▸ **What is expected**
Quote the data below in full, please, without altering anything.

▸ **Provided data**
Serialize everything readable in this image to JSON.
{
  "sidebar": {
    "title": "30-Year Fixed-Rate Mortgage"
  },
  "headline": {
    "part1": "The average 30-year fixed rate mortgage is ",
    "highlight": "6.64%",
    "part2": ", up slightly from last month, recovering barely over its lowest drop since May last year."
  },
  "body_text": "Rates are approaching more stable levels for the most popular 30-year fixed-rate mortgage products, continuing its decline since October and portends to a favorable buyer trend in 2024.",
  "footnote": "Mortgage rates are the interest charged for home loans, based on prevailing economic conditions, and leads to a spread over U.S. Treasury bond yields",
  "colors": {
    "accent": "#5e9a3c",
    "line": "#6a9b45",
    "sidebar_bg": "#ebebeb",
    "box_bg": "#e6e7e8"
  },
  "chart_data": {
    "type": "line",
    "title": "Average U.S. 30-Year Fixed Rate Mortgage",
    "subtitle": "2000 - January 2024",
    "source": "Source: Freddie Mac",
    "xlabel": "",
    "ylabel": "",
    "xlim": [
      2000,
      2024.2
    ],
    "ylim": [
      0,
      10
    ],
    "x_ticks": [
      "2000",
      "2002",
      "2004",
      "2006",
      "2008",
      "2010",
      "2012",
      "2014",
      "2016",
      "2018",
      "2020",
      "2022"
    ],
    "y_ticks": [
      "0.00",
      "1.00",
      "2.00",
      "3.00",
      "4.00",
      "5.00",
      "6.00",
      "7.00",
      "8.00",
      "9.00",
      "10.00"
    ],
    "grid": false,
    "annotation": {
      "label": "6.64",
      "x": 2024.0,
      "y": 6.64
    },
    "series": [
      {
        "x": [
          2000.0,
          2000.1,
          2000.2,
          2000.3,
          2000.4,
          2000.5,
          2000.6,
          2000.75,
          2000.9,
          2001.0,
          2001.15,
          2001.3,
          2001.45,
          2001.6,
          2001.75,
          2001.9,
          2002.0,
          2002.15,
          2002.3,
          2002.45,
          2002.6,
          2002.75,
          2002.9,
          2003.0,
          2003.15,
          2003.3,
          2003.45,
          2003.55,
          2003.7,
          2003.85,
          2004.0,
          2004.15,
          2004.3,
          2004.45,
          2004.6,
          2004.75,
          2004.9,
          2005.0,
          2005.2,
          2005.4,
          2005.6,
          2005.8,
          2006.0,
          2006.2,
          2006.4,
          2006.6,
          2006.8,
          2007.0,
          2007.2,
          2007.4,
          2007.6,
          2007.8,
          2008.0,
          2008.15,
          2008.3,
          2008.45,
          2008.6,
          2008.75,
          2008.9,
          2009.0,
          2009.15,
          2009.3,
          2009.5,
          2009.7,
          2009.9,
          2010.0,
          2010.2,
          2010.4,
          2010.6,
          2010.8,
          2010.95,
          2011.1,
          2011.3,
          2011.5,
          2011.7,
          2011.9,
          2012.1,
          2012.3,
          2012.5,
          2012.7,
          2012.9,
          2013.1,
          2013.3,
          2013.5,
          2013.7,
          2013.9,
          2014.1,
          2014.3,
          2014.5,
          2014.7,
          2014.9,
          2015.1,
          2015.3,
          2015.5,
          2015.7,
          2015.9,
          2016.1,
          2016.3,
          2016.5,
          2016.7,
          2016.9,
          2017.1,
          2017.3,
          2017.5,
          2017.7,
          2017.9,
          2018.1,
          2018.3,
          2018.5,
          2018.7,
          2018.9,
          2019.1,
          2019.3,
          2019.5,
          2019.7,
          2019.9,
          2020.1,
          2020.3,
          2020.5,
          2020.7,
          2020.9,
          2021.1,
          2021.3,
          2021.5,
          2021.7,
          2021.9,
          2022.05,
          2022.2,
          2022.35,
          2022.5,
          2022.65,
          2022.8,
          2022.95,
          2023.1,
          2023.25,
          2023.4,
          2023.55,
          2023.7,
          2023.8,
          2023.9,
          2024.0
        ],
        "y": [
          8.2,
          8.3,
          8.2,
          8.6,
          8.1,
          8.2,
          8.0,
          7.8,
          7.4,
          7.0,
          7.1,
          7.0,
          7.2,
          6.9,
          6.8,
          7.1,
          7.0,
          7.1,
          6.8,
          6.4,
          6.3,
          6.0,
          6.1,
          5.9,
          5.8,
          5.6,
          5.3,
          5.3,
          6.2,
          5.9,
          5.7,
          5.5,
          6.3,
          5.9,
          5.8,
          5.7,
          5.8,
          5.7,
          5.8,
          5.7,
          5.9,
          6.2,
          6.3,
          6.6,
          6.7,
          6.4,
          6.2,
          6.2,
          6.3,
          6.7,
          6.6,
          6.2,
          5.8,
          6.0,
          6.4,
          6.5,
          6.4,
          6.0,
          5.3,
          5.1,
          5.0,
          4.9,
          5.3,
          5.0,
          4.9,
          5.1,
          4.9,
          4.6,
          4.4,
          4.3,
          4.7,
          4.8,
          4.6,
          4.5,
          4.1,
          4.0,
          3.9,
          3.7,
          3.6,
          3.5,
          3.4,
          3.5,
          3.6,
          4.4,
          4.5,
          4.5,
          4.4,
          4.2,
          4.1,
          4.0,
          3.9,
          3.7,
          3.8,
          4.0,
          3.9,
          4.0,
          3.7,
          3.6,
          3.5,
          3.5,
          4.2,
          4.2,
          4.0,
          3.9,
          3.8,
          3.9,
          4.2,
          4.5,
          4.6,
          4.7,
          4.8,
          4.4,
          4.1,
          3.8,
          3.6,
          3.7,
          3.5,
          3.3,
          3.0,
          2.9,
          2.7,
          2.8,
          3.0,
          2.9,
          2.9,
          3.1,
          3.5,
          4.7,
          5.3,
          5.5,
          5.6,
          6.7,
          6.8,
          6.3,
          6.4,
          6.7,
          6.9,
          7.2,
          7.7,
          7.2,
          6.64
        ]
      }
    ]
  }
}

▸ **In response**
Serialize everything readable in this image to JSON.
{
  "sidebar": {
    "title": "30-Year Fixed-Rate Mortgage"
  },
  "headline": {
    "part1": "The average 30-year fixed rate mortgage is ",
    "highlight": "6.64%",
    "part2": ", up slightly from last month, recovering barely over its lowest drop since May last year."
  },
  "body_text": "Rates are approaching more stable levels for the most popular 30-year fixed-rate mortgage products, continuing its decline since October and portends to a favorable buyer trend in 2024.",
  "footnote": "Mortgage rates are the interest charged for home loans, based on prevailing economic conditions, and leads to a spread over U.S. Treasury bond yields",
  "colors": {
    "accent": "#5e9a3c",
    "line": "#6a9b45",
    "sidebar_bg": "#ebebeb",
    "box_bg": "#e6e7e8"
  },
  "chart_data": {
    "type": "line",
    "title": "Average U.S. 30-Year Fixed Rate Mortgage",
    "subtitle": "2000 - January 2024",
    "source": "Source: Freddie Mac",
    "xlabel": "",
    "ylabel": "",
    "xlim": [
      2000,
      2024.2
    ],
    "ylim": [
      0,
      10
    ],
    "x_ticks": [
      "2000",
      "2002",
      "2004",
      "2006",
      "2008",
      "2010",
      "2012",
      "2014",
      "2016",
      "2018",
      "2020",
      "2022"
    ],
    "y_ticks": [
      "0.00",
      "1.00",
      "2.00",
      "3.00",
      "4.00",
      "5.00",
      "6.00",
      "7.00",
      "8.00",
      "9.00",
      "10.00"
    ],
    "grid": false,
    "annotation": {
      "label": "6.64",
      "x": 2024.0,
      "y": 6.64
    },
    "series": [
      {
        "x": [
          2000.0,
          2000.1,
          2000.2,
          2000.3,
          2000.4,
          2000.5,
          2000.6,
          2000.75,
          2000.9,
          2001.0,
          2001.15,
          2001.3,
          2001.45,
          2001.6,
          2001.75,
          2001.9,
          2002.0,
          2002.15,
          2002.3,
          2002.45,
          2002.6,
          2002.75,
          2002.9,
          2003.0,
          2003.15,
          2003.3,
          2003.45,
          2003.55,
          2003.7,
          2003.85,
          2004.0,
          2004.15,
          2004.3,
          2004.45,
          2004.6,
          2004.75,
          2004.9,
          2005.0,
          2005.2,
          2005.4,
          2005.6,
          2005.8,
          2006.0,
          2006.2,
          2006.4,
          2006.6,
          2006.8,
          2007.0,
          2007.2,
          2007.4,
          2007.6,
          2007.8,
          2008.0,
          2008.15,
          2008.3,
          2008.45,
          2008.6,
          2008.75,
          2008.9,
          2009.0,
          2009.15,
          2009.3,
          2009.5,
          2009.7,
          2009.9,
          2010.0,
          2010.2,
          2010.4,
          2010.6,
          2010.8,
          2010.95,
          2011.1,
          2011.3,
          2011.5,
          2011.7,
          2011.9,
          2012.1,
          2012.3,
          2012.5,
          2012.7,
          2012.9,
          2013.1,
          2013.3,
          2013.5,
          2013.7,
          2013.9,
          2014.1,
          2014.3,
          2014.5,
          2014.7,
          2014.9,
          2015.1,
          2015.3,
          2015.5,
          2015.7,
          2015.9,
          2016.1,
          2016.3,
          2016.5,
          2016.7,
          2016.9,
          2017.1,
          2017.3,
          2017.5,
          2017.7,
          2017.9,
          2018.1,
          2018.3,
          2018.5,
          2018.7,
          2018.9,
          2019.1,
          2019.3,
          2019.5,
          2019.7,
          2019.9,
          2020.1,
          2020.3,
          2020.5,
          2020.7,
          2020.9,
          2021.1,
          2021.3,
          2021.5,
          2021.7,
          2021.9,
          2022.05,
          2022.2,
          2022.35,
          2022.5,
          2022.65,
          2022.8,
          2022.95,
          2023.1,
          2023.25,
          2023.4,
          2023.55,
          2023.7,
          2023.8,
          2023.9,
          2024.0
        ],
        "y": [
          8.2,
          8.3,
          8.2,
          8.6,
          8.1,
          8.2,
          8.0,
          7.8,
          7.4,
          7.0,
          7.1,
          7.0,
          7.2,
          6.9,
          6.8,
          7.1,
          7.0,
          7.1,
          6.8,
          6.4,
          6.3,
          6.0,
          6.1,
          5.9,
          5.8,
          5.6,
          5.3,
          5.3,
          6.2,
          5.9,
          5.7,
          5.5,
          6.3,
          5.9,
          5.8,
          5.7,
          5.8,
          5.7,
          5.8,
          5.7,
          5.9,
          6.2,
          6.3,
          6.6,
          6.7,
          6.4,
          6.2,
          6.2,
          6.3,
          6.7,
          6.6,
          6.2,
          5.8,
          6.0,
          6.4,
          6.5,
          6.4,
          6.0,
          5.3,
          5.1,
          5.0,
          4.9,
          5.3,
          5.0,
          4.9,
          5.1,
          4.9,
          4.6,
          4.4,
          4.3,
          4.7,
          4.8,
          4.6,
          4.5,
          4.1,
          4.0,
          3.9,
          3.7,
          3.6,
          3.5,
          3.4,
          3.5,
          3.6,
          4.4,
          4.5,
          4.5,
          4.4,
          4.2,
          4.1,
          4.0,
          3.9,
          3.7,
          3.8,
          4.0,
          3.9,
          4.0,
          3.7,
          3.6,
          3.5,
          3.5,
          4.2,
          4.2,
          4.0,
          3.9,
          3.8,
          3.9,
          4.2,
          4.5,
          4.6,
          4.7,
          4.8,
          4.4,
          4.1,
          3.8,
          3.6,
          3.7,
          3.5,
          3.3,
          3.0,
          2.9,
          2.7,
          2.8,
          3.0,
          2.9,
          2.9,
          3.1,
          3.5,
          4.7,
          5.3,
          5.5,
          5.6,
          6.7,
          6.8,
          6.3,
          6.4,
          6.7,
          6.9,
          7.2,
          7.7,
          7.2,
          6.64
        ]
      }
    ]
  }
}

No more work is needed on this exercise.